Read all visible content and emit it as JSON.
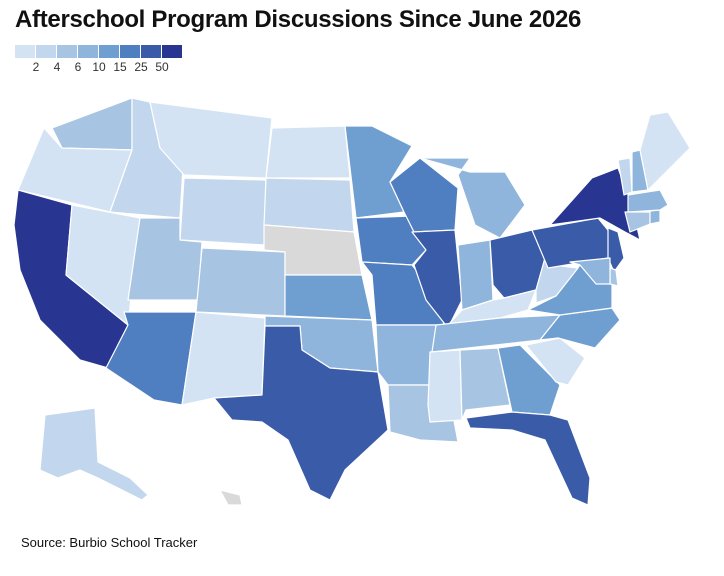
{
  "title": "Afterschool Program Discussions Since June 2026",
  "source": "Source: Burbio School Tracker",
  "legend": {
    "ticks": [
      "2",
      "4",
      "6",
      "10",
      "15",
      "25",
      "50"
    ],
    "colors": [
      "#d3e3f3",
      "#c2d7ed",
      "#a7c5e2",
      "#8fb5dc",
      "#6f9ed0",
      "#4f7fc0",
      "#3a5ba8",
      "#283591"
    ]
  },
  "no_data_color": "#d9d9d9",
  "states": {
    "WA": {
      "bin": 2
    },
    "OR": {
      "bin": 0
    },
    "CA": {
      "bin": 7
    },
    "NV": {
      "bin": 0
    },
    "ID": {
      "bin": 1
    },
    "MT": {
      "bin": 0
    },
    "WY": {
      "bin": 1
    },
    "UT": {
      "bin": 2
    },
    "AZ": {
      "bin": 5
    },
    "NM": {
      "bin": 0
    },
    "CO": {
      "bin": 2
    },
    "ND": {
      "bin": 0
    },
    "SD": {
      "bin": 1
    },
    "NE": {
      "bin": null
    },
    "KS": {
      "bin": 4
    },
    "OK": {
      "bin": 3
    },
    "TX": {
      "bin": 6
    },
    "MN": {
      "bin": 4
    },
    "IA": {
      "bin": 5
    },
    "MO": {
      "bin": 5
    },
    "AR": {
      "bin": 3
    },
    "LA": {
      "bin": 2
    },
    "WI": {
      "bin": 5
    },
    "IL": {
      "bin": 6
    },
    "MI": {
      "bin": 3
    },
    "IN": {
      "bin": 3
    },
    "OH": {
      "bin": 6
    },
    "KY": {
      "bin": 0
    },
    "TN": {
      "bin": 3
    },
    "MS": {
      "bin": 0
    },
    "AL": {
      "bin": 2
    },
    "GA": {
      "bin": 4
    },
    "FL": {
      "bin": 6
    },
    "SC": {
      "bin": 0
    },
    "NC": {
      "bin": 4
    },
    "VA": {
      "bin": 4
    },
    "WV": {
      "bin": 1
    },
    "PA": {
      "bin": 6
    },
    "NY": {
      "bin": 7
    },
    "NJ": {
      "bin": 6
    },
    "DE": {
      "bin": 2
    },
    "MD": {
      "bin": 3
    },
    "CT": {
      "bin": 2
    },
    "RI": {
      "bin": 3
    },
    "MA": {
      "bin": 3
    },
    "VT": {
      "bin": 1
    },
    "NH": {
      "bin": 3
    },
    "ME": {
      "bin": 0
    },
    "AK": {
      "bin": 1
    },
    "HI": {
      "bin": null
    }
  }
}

____________________

→ Given exercise:
Print the records word for word and exclude any picture they hold.

→ Output of the task:
Read all visible content and emit it as JSON.
{
  "title": "Afterschool Program Discussions Since June 2026",
  "source": "Source: Burbio School Tracker",
  "legend": {
    "ticks": [
      "2",
      "4",
      "6",
      "10",
      "15",
      "25",
      "50"
    ],
    "colors": [
      "#d3e3f3",
      "#c2d7ed",
      "#a7c5e2",
      "#8fb5dc",
      "#6f9ed0",
      "#4f7fc0",
      "#3a5ba8",
      "#283591"
    ]
  },
  "no_data_color": "#d9d9d9",
  "states": {
    "WA": {
      "bin": 2
    },
    "OR": {
      "bin": 0
    },
    "CA": {
      "bin": 7
    },
    "NV": {
      "bin": 0
    },
    "ID": {
      "bin": 1
    },
    "MT": {
      "bin": 0
    },
    "WY": {
      "bin": 1
    },
    "UT": {
      "bin": 2
    },
    "AZ": {
      "bin": 5
    },
    "NM": {
      "bin": 0
    },
    "CO": {
      "bin": 2
    },
    "ND": {
      "bin": 0
    },
    "SD": {
      "bin": 1
    },
    "NE": {
      "bin": null
    },
    "KS": {
      "bin": 4
    },
    "OK": {
      "bin": 3
    },
    "TX": {
      "bin": 6
    },
    "MN": {
      "bin": 4
    },
    "IA": {
      "bin": 5
    },
    "MO": {
      "bin": 5
    },
    "AR": {
      "bin": 3
    },
    "LA": {
      "bin": 2
    },
    "WI": {
      "bin": 5
    },
    "IL": {
      "bin": 6
    },
    "MI": {
      "bin": 3
    },
    "IN": {
      "bin": 3
    },
    "OH": {
      "bin": 6
    },
    "KY": {
      "bin": 0
    },
    "TN": {
      "bin": 3
    },
    "MS": {
      "bin": 0
    },
    "AL": {
      "bin": 2
    },
    "GA": {
      "bin": 4
    },
    "FL": {
      "bin": 6
    },
    "SC": {
      "bin": 0
    },
    "NC": {
      "bin": 4
    },
    "VA": {
      "bin": 4
    },
    "WV": {
      "bin": 1
    },
    "PA": {
      "bin": 6
    },
    "NY": {
      "bin": 7
    },
    "NJ": {
      "bin": 6
    },
    "DE": {
      "bin": 2
    },
    "MD": {
      "bin": 3
    },
    "CT": {
      "bin": 2
    },
    "RI": {
      "bin": 3
    },
    "MA": {
      "bin": 3
    },
    "VT": {
      "bin": 1
    },
    "NH": {
      "bin": 3
    },
    "ME": {
      "bin": 0
    },
    "AK": {
      "bin": 1
    },
    "HI": {
      "bin": null
    }
  }
}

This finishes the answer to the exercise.